(Stored data entries)
★ ★ ★
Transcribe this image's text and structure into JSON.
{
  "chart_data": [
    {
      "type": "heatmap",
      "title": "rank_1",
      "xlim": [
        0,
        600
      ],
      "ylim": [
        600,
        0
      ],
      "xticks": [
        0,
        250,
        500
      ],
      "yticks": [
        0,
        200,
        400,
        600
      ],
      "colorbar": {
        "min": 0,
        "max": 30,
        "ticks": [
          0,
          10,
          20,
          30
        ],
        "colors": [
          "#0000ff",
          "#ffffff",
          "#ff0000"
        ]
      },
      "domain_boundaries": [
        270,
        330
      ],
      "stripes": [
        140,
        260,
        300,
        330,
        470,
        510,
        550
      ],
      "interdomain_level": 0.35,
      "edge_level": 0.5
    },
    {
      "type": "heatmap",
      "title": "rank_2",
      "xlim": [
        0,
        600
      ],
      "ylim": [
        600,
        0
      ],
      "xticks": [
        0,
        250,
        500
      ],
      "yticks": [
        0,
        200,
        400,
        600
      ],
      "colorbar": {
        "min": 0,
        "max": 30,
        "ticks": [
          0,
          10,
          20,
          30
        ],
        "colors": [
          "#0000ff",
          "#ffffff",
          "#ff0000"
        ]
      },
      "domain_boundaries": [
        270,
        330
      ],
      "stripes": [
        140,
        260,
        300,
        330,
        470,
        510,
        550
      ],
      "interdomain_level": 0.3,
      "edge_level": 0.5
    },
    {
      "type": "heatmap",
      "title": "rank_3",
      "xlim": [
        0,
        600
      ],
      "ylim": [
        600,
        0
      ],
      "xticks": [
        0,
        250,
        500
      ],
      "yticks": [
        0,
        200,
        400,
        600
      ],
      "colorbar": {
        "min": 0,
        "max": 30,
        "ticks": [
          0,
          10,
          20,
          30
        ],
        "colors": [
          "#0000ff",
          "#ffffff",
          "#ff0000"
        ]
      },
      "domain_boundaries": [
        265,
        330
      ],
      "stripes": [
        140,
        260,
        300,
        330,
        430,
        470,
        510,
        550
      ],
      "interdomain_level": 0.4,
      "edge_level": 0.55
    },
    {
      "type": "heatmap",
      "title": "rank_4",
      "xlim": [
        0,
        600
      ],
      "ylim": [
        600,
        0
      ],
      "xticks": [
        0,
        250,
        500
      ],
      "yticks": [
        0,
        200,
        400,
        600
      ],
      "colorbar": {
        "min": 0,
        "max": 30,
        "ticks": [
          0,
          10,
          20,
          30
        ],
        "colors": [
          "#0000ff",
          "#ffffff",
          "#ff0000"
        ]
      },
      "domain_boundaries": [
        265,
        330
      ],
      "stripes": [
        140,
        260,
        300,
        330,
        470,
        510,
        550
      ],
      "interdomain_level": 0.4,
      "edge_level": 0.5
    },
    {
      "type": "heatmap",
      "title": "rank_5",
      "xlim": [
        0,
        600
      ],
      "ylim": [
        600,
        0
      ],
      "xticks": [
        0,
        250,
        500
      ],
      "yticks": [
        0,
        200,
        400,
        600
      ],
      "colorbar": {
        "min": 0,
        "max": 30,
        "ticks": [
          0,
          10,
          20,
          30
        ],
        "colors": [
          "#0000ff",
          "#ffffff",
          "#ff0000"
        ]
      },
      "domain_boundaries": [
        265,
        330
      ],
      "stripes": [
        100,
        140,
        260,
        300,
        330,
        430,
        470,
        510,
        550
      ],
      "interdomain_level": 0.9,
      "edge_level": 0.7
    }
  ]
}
★ ★ ★
§ INSTRUCTION:
Go through the records and copy each line with "title" in it.

§ ANSWER TO THIS EXERCISE:
      "title": "rank_1",
      "title": "rank_2",
      "title": "rank_3",
      "title": "rank_4",
      "title": "rank_5",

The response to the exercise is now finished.